> [DATA IN THIS EXERCISE]:

===============

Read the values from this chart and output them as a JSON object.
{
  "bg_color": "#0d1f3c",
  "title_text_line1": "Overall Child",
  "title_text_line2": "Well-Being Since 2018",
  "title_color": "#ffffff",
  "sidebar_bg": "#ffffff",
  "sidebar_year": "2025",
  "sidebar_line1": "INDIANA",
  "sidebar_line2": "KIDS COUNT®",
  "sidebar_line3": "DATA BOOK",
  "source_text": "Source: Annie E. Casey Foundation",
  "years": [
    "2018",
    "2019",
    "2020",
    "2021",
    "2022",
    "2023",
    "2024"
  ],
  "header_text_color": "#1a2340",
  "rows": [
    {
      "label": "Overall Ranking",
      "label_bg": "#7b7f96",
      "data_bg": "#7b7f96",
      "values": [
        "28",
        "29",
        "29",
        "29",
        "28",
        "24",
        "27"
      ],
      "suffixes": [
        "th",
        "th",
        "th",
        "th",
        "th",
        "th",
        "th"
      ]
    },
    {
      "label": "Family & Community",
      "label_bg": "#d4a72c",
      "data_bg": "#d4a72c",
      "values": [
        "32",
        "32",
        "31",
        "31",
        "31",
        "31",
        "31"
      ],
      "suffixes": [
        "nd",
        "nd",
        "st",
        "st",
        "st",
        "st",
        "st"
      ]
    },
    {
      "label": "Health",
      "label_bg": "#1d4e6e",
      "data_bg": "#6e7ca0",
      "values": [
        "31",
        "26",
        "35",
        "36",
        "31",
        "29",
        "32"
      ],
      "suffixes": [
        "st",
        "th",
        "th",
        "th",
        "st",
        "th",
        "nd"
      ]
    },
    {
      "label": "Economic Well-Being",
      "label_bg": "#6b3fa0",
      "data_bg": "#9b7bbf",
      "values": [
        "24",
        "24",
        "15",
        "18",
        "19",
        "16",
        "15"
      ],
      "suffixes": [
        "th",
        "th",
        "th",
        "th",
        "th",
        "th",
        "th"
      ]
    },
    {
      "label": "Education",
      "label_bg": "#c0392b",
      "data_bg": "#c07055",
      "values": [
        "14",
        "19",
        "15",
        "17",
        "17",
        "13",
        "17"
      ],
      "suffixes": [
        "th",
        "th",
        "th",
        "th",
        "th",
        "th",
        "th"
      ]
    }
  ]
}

===============

> [WHAT THIS TASK INVOLVES]: Copy out every line of the listing that contains the string "Well".

> [ANSWER TO THIS EXERCISE]:
  "title_text_line2": "Well-Being Since 2018",
      "label": "Economic Well-Being",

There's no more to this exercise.